■ Quoted text:
▼
This notebook creates training patches for the landcover transfer learning task. We assume the raw landcover rasters have already been downloaded using the `landcover.ipynb` notebook. The overall process has the form

1. Build a VRT from all the landcover tiles

2. For each input x (LE7 imagery) tile...

  a. Read a window of the y (landcover) VRT with the same lat / long bounds as the x tile
  
  b. Extract a patch of size 512 x 512 from x, which is the dimension used for model trainig 

3. For each patch of size 512 x 512 from x ...

  a. Determine the corresponding pixel coordinates in y. Not exact alignment, because x and y have different spatial resolutions

  b. Linearly interpolate y onto the dimension of x
  
  c. Write both x and y to file
  
4. Shuffle those into training, development, and test datasets. These will be preprocessed and then used for training.

Note that we are not writing any special metadata to file. I assume that we do not need to filter, since most regions will have at least a few interesting classes (e.g., forest, water).

In [None]:
import rasterio
import matplotlib.pyplot as plt
import glacier_mapping.data.transfer as gt
from pathlib import Path
import numpy as np
import shutil
%matplotlib inline

landcover_dir = Path("/datadrive/glaciers/landcover")
input_folder = Path("/datadrive/glaciers/unique_tiles/warped")
out_dir = Path("/datadrive/glaciers/landcover/patches/")

if out_dir.exists():
    shutil.rmtree(out_dir)
    
out_dir.mkdir()

In [None]:
import subprocess

def vrt_from_dir(input_dir, output_path="./output.vrt", **kwargs):
    inputs = [f for f in input_dir.glob("*.tif*")]
    subprocess.call(["gdalbuildvrt", "-o", output_path] + inputs)

vrt_from_dir(landcover_dir, landcover_dir / "landcover.vrt")
landcover = rasterio.open(landcover_dir / "landcover.vrt")

In [None]:
input_paths = list(Path(input_folder).glob("*.tif*"))

SUBSET = False
if SUBSET is not False:
    input_paths = input_paths[:SUBSET]

# loop over tiles and generate training pairs
for i, p in enumerate(input_paths):
    tilef = rasterio.open(p)
    pairs = gt.patch_tile(tilef, landcover)
    for j, (x, y) in enumerate(pairs):
        np.save(out_dir / f"x_{i:03}-{j:03}.npy", x)
        np.save(out_dir / f"y_{i:03}-{j:03}.npy", y)
▲
■ Information supplied:
▼
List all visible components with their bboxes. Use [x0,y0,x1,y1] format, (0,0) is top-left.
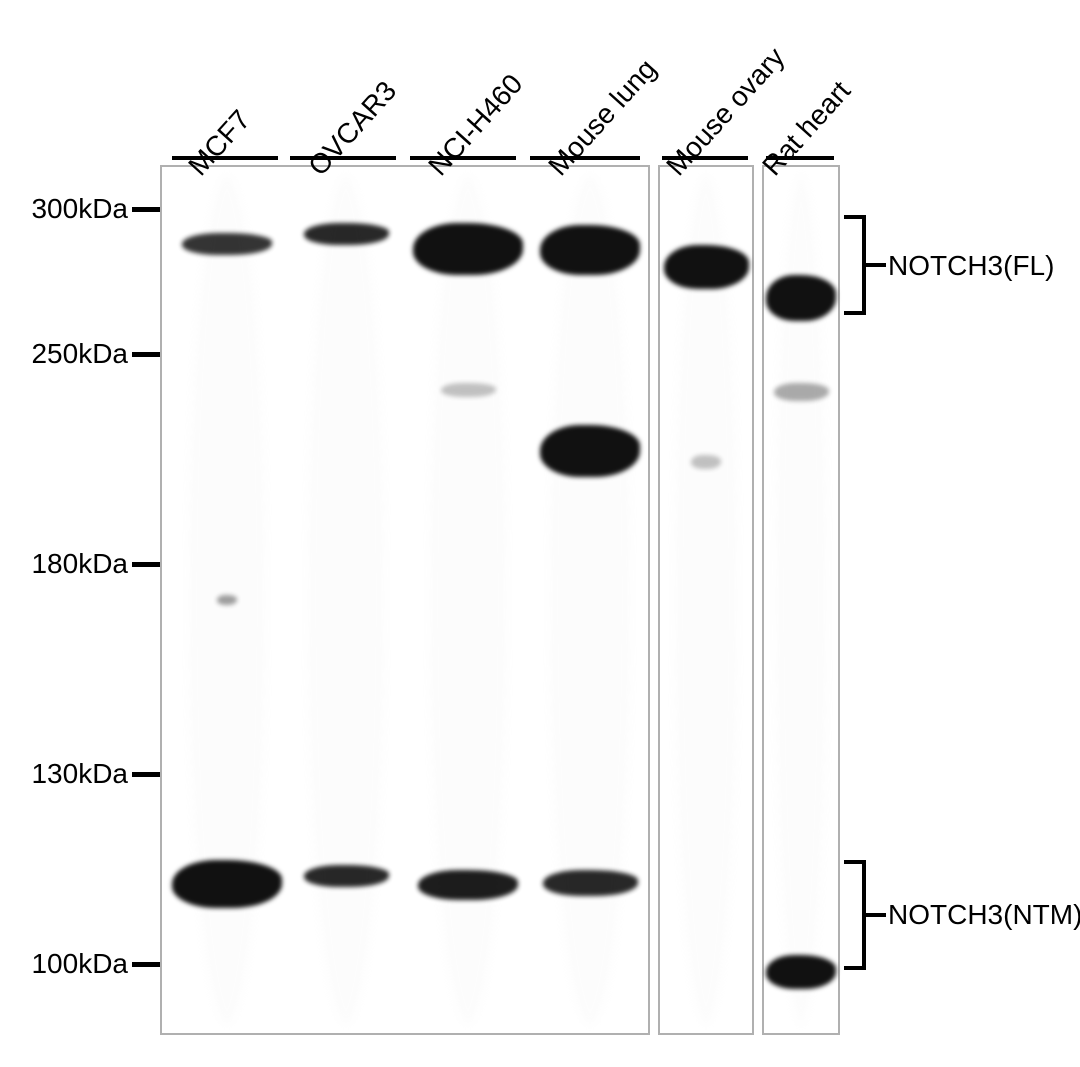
mw-marker-tick [132,352,160,357]
lane-label: Mouse lung [542,53,663,182]
blot-band [441,383,496,397]
annotation-stem-fl [866,263,886,267]
blot-area [160,165,840,1035]
blot-band [217,595,237,605]
lane-underline [172,156,278,160]
mw-marker: 250kDa [0,338,160,370]
mw-marker: 100kDa [0,948,160,980]
blot-band [540,225,640,275]
annotation-bracket-fl [844,215,866,315]
annotation-label: NOTCH3(FL) [888,250,1054,282]
blot-band [413,223,523,275]
mw-ladder: 300kDa 250kDa 180kDa 130kDa 100kDa [0,165,160,1035]
mw-marker: 180kDa [0,548,160,580]
blot-band [182,233,272,255]
lane-smear [549,175,630,1025]
mw-marker-label: 300kDa [0,193,128,225]
blot-band [540,425,640,477]
lane-underline [290,156,396,160]
mw-marker: 300kDa [0,193,160,225]
lane-underline [766,156,834,160]
western-blot-figure: MCF7 OVCAR3 NCI-H460 Mouse lung Mouse ov… [0,0,1080,1067]
blot-band [172,860,282,908]
annotation-stem-ntm [866,913,886,917]
mw-marker-label: 180kDa [0,548,128,580]
lane-smear [674,175,738,1025]
blot-band [766,955,836,989]
blot-band [304,223,389,245]
mw-marker-label: 250kDa [0,338,128,370]
mw-marker-label: 100kDa [0,948,128,980]
blot-band [418,870,518,900]
mw-marker-tick [132,562,160,567]
mw-marker-tick [132,962,160,967]
lane-smear [307,175,385,1025]
lane-underline [530,156,640,160]
annotations-group: NOTCH3(FL) NOTCH3(NTM) [840,165,1080,1035]
blot-band [304,865,389,887]
blot-band [766,275,836,321]
annotation-bracket-ntm [844,860,866,970]
mw-marker-label: 130kDa [0,758,128,790]
annotation-label: NOTCH3(NTM) [888,899,1080,931]
lane-labels-group: MCF7 OVCAR3 NCI-H460 Mouse lung Mouse ov… [0,0,1080,160]
lane-underline [410,156,516,160]
blot-band [543,870,638,896]
blot-band [774,383,829,401]
blot-band [691,455,721,469]
mw-marker-tick [132,207,160,212]
lane-underline [662,156,748,160]
mw-marker: 130kDa [0,758,160,790]
blot-band [664,245,749,289]
mw-marker-tick [132,772,160,777]
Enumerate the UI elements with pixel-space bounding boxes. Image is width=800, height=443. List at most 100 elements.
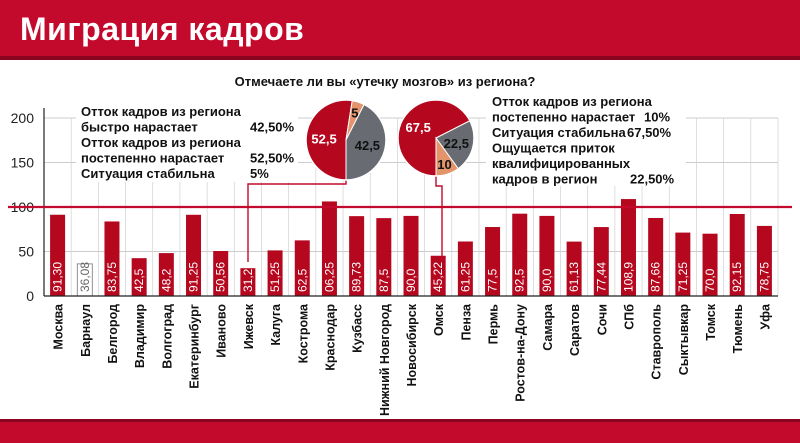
legend-line-label: Отток кадров из региона: [492, 94, 653, 109]
category-label: Пермь: [487, 304, 501, 345]
legend-line-label: Ситуация стабильна: [81, 166, 215, 181]
legend-line-value: 67,50%: [627, 125, 672, 140]
bar-value-label: 89,73: [350, 262, 364, 292]
legend-line-value: 42,50%: [250, 120, 295, 135]
legend-line-value: 52,50%: [250, 151, 295, 166]
legend-line-label: Отток кадров из региона: [81, 135, 242, 150]
legend-line-label: Отток кадров из региона: [81, 104, 242, 119]
category-label: Омск: [432, 303, 446, 336]
bar: [50, 214, 66, 296]
category-label: Саратов: [568, 304, 582, 356]
bar: [430, 255, 446, 296]
bar: [213, 251, 229, 296]
category-label: Иваново: [215, 304, 229, 358]
category-label: Самара: [541, 303, 555, 351]
bar-value-label: 92,5: [513, 268, 527, 292]
bar-value-label: 90,0: [540, 268, 554, 292]
category-label: Тюмень: [731, 304, 745, 354]
footer-banner: [0, 419, 800, 443]
bar: [104, 221, 120, 296]
y-tick-label: 200: [11, 110, 35, 126]
left-legend-box: [76, 100, 298, 182]
bar: [620, 199, 636, 296]
bar: [349, 216, 365, 296]
bar: [756, 225, 772, 296]
bar: [593, 227, 609, 296]
bar-value-label: 61,13: [567, 262, 581, 292]
survey-question: Отмечаете ли вы «утечку мозгов» из регио…: [235, 74, 536, 89]
bar: [648, 217, 664, 296]
pie-chart: 52,5 5 42,5: [305, 99, 387, 181]
pie-outline: [397, 99, 475, 177]
category-label: Ростов-на-Дону: [514, 304, 528, 402]
legend-line-label: быстро нарастает: [81, 120, 198, 135]
bar-value-label: 62,5: [295, 268, 309, 292]
legend-line-label: квалифицированных: [492, 156, 631, 171]
category-label: Екатеринбург: [188, 304, 202, 389]
category-label: Калуга: [269, 303, 283, 346]
bar-value-label: 06,25: [322, 262, 336, 292]
bar-value-label: 78,75: [757, 262, 771, 292]
bar: [294, 240, 310, 296]
category-label: Владимир: [133, 304, 147, 368]
legend-line-label: постепенно нарастает: [492, 110, 635, 125]
bar: [702, 233, 718, 296]
legend-line-value: 22,50%: [630, 172, 675, 187]
category-label: Уфа: [758, 303, 772, 330]
bar-value-label: 31,25: [241, 262, 255, 292]
bar: [512, 213, 528, 296]
legend-line-label: Ощущается приток: [492, 141, 615, 156]
category-label: СПб: [622, 304, 636, 330]
category-label: Волгоград: [160, 304, 174, 369]
category-label: Москва: [52, 303, 66, 350]
bar: [566, 241, 582, 296]
category-label: Томск: [704, 303, 718, 340]
bar: [376, 218, 392, 296]
bar-value-label: 77,5: [486, 268, 500, 292]
category-label: Белгород: [106, 304, 120, 364]
legend-line-value: 10%: [644, 110, 670, 125]
bar-value-label: 91,25: [187, 262, 201, 292]
bar-value-label: 87,66: [649, 262, 663, 292]
right-legend-box: [486, 92, 686, 186]
bar-value-label: 51,25: [268, 262, 282, 292]
pie-outline: [305, 99, 387, 181]
bar-value-label: 71,25: [676, 262, 690, 292]
bar: [675, 232, 691, 296]
bar: [240, 268, 256, 296]
legend-line-label: кадров в регион: [492, 172, 597, 187]
pie-slice-label: 22,5: [444, 136, 469, 151]
bar: [158, 253, 174, 296]
category-label: Кострома: [296, 303, 310, 363]
pie-slice-label: 42,5: [355, 138, 380, 153]
category-label: Сочи: [595, 304, 609, 335]
pie-chart: 67,5 22,5 10: [397, 99, 475, 177]
bar: [131, 258, 147, 296]
category-label: Нижний Новгород: [378, 304, 392, 416]
bar-value-label: 61,25: [458, 262, 472, 292]
bar: [403, 215, 419, 296]
pie-connector-line: [247, 178, 347, 262]
y-tick-label: 0: [26, 288, 34, 304]
category-label: Сыктывкар: [677, 304, 691, 376]
bar-value-label: 42,5: [132, 268, 146, 292]
bar-value-label: 108,9: [621, 262, 635, 292]
bar-value-label: 92,15: [730, 262, 744, 292]
header-banner: Миграция кадров: [0, 0, 800, 60]
bar: [539, 215, 555, 296]
category-label: Новосибирск: [405, 303, 419, 386]
bar-value-label: 50,56: [214, 262, 228, 292]
bar: [186, 214, 202, 296]
pie-connector-line: [435, 176, 443, 262]
bar-value-label: 70,0: [703, 268, 717, 292]
bar: [485, 227, 501, 296]
bar-value-label: 90,0: [404, 268, 418, 292]
legend-line-label: постепенно нарастает: [81, 151, 224, 166]
legend-line-value: 5%: [250, 166, 269, 181]
pie-slice-label: 52,5: [311, 131, 336, 146]
bar-value-label: 36,08: [78, 262, 92, 292]
category-label: Ижевск: [242, 303, 256, 349]
bar-value-label: 91,30: [51, 262, 65, 292]
pie-slice-label: 5: [351, 106, 358, 121]
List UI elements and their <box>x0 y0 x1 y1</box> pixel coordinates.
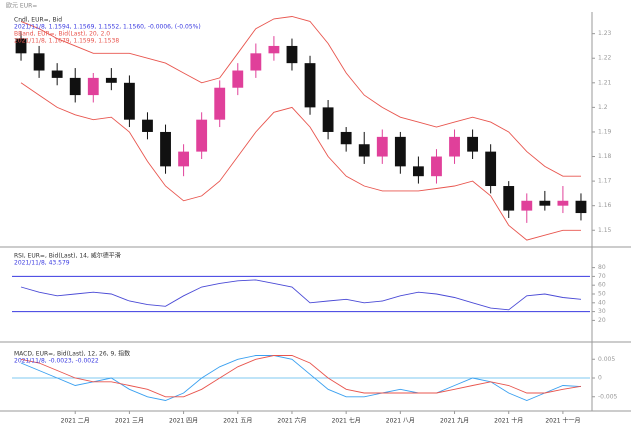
y-tick-label: 50 <box>598 291 606 298</box>
x-tick-label: 2021 二月 <box>61 418 90 425</box>
y-tick-label: 0.005 <box>598 356 615 363</box>
x-tick-label: 2021 十月 <box>494 417 523 425</box>
y-tick-label: 1.16 <box>598 202 612 209</box>
series-line <box>20 355 582 398</box>
x-tick-label: 2021 八月 <box>386 418 415 425</box>
series-line <box>20 355 582 401</box>
x-tick-label: 2021 三月 <box>115 418 144 425</box>
panel-subtitle: 2021/11/8, 1.1594, 1.1569, 1.1552, 1.156… <box>14 24 201 31</box>
candle-body <box>286 45 298 64</box>
candle-body <box>358 144 370 157</box>
panel-subtitle: 2021/11/8, -0.0023, -0.0022 <box>14 358 99 365</box>
candle-body <box>449 136 460 157</box>
candle-body <box>142 119 153 132</box>
y-tick-label: 60 <box>598 282 606 289</box>
bollinger-band <box>20 16 581 177</box>
candle-body <box>304 63 316 108</box>
series-line <box>20 279 582 311</box>
candle-body <box>51 70 63 78</box>
candle-body <box>178 151 190 167</box>
candle-body <box>521 200 533 211</box>
candle-body <box>467 136 479 152</box>
x-tick-label: 2021 十一月 <box>545 417 580 425</box>
candle-body <box>412 166 424 177</box>
panel-title: Cndl, EUR=, Bid <box>14 17 62 24</box>
y-tick-label: 0 <box>598 375 602 382</box>
x-tick-label: 2021 六月 <box>277 417 306 425</box>
candle-body <box>485 151 497 187</box>
candle-body <box>196 119 208 152</box>
y-tick-label: 1.19 <box>598 128 612 135</box>
y-tick-label: 20 <box>598 317 606 324</box>
candle-body <box>322 107 334 132</box>
candle-body <box>503 186 515 211</box>
y-tick-label: 70 <box>598 273 606 280</box>
header: 欧元 EUR= <box>6 2 37 10</box>
candle-body <box>250 53 262 71</box>
candle-body <box>15 38 27 54</box>
y-tick-label: 80 <box>598 264 606 271</box>
x-tick-label: 2021 九月 <box>440 417 469 425</box>
y-tick-label: -0.005 <box>598 393 618 400</box>
x-tick-label: 2021 五月 <box>223 418 252 425</box>
panel-subtitle: 2021/11/8, 43.579 <box>14 260 70 267</box>
candle-body <box>87 77 99 96</box>
y-tick-label: 1.22 <box>598 55 612 62</box>
y-tick-label: 1.18 <box>598 153 612 160</box>
candle-body <box>214 87 226 120</box>
panel-title: RSI, EUR=, Bid(Last), 14, 威尔德平滑 <box>14 252 121 260</box>
y-tick-label: 30 <box>598 308 606 315</box>
overlay-label: BBand, EUR=, Bid(Last), 20, 2.0 <box>14 31 110 38</box>
candle-body <box>160 131 171 167</box>
candle-body <box>340 131 352 145</box>
candle-body <box>575 200 587 214</box>
candle-body <box>376 136 388 157</box>
y-tick-label: 1.23 <box>598 30 612 37</box>
panel-title: MACD, EUR=, Bid(Last), 12, 26, 9, 指数 <box>14 350 130 358</box>
y-tick-label: 1.15 <box>598 227 612 234</box>
candle-body <box>557 200 569 206</box>
candle-body <box>33 53 45 71</box>
candle-body <box>105 77 117 83</box>
x-tick-label: 2021 七月 <box>332 417 361 425</box>
candle-body <box>431 156 442 177</box>
x-tick-label: 2021 四月 <box>169 418 198 425</box>
overlay-value: 2021/11/8, 1.1679, 1.1599, 1.1538 <box>14 38 119 45</box>
y-tick-label: 40 <box>598 299 606 306</box>
candle-body <box>232 70 244 88</box>
y-tick-label: 1.2 <box>598 104 608 111</box>
candle-body <box>69 77 81 96</box>
candle-body <box>268 45 280 54</box>
y-tick-label: 1.21 <box>598 79 612 86</box>
bollinger-band <box>20 82 581 241</box>
y-tick-label: 1.17 <box>598 178 612 185</box>
candle-body <box>394 136 406 167</box>
candle-body <box>123 82 135 120</box>
candle-body <box>539 200 551 206</box>
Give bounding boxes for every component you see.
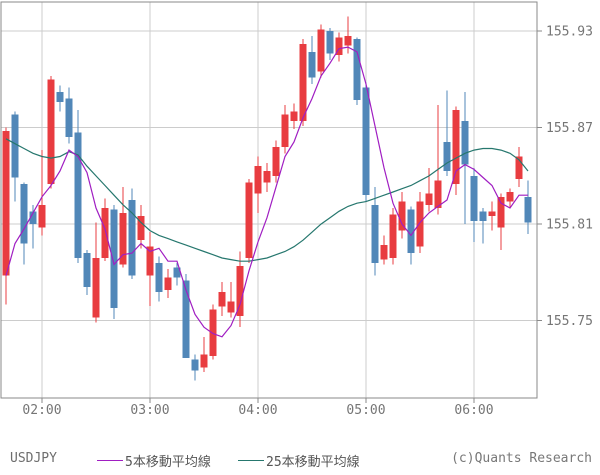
candle-body [461,121,469,165]
symbol-label: USDJPY [10,451,57,466]
candle-body [155,262,163,292]
candle-body [227,301,235,313]
candle-body [245,182,253,258]
candle-body [299,43,307,122]
candle-body [200,354,208,368]
candle-body [371,204,379,263]
x-axis-label: 04:00 [238,403,277,418]
candle-body [452,109,460,184]
ma5-line [5,46,528,338]
candle-body [317,29,325,72]
plot-border [0,1,538,399]
candle-body [83,253,91,287]
candle-body [434,180,442,209]
candle-body [380,245,388,260]
candle-body [389,214,397,258]
candle-body [101,208,109,258]
candle-body [110,209,118,308]
candle-body [515,156,523,179]
candle-body [20,183,28,244]
candle-body [353,39,361,101]
candle-body [425,193,433,205]
candle-body [470,175,478,221]
candle-body [488,211,496,217]
x-axis-label: 06:00 [454,403,493,418]
candle-body [263,171,271,183]
candle-body [524,196,532,223]
candle-body [2,130,10,276]
candle-body [56,92,64,102]
candle-body [236,266,244,316]
candle-body [38,204,46,228]
x-axis-label: 02:00 [22,403,61,418]
candle-body [47,79,55,184]
candles-layer [2,16,532,381]
candle-body [344,35,352,46]
candle-body [119,212,127,265]
candle-body [416,201,424,247]
candle-body [128,200,136,276]
ma5-line-swatch [97,460,123,461]
candle-body [137,216,145,241]
y-axis-label: 155.87 [546,121,593,136]
candle-body [308,51,316,78]
copyright-label: (c)Quants Research [451,451,592,466]
candle-body [209,309,217,357]
candle-body [164,277,172,291]
candle-body [443,142,451,171]
ma5-legend-label: 5本移動平均線 [125,455,211,470]
ma25-line-swatch [238,460,264,461]
candle-body [191,359,199,371]
candle-body [506,192,514,202]
candle-body [146,246,154,276]
ma25-legend-label: 25本移動平均線 [266,455,360,470]
ma25-line [5,138,529,262]
candle-body [11,114,19,178]
x-axis-label: 05:00 [346,403,385,418]
candle-body [92,258,100,318]
candle-body [362,87,370,196]
y-axis-label: 155.93 [546,25,593,40]
candle-body [254,166,262,194]
legend-item-ma5: 5本移動平均線 [97,451,211,470]
y-axis-label: 155.75 [546,314,593,329]
candle-body [479,211,487,221]
y-axis-label: 155.81 [546,218,593,233]
candle-body [74,132,82,258]
candle-body [326,31,334,54]
candle-body [335,37,343,56]
candle-body [398,201,406,231]
candle-body [281,114,289,147]
candle-body [29,211,37,225]
candle-body [218,291,226,307]
candle-body [407,209,415,254]
legend-item-ma25: 25本移動平均線 [238,451,360,470]
candle-body [173,267,181,278]
candle-body [497,196,505,228]
candle-body [182,280,190,358]
candle-body [272,146,280,176]
candle-body [65,98,73,138]
price-chart: 155.93 155.87 155.81 155.75 02:00 03:00 04:00 0… [0,1,593,418]
candle-body [290,111,298,122]
x-axis-label: 03:00 [130,403,169,418]
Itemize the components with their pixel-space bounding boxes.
▲
■ Written problem:
Write out the stretch of the landcover patch notebook from "landcover = rasterio.open(landcover_dir" through "pairs = gt.patch_tile(tilef, landcover)", copying every word and symbol precisely.

■ Exercise result:
landcover = rasterio.open(landcover_dir / "landcover.vrt")

In [None]:
input_paths = list(Path(input_folder).glob("*.tif*"))

SUBSET = False
if SUBSET is not False:
    input_paths = input_paths[:SUBSET]

# loop over tiles and generate training pairs
for i, p in enumerate(input_paths):
    tilef = rasterio.open(p)
    pairs = gt.patch_tile(tilef, landcover)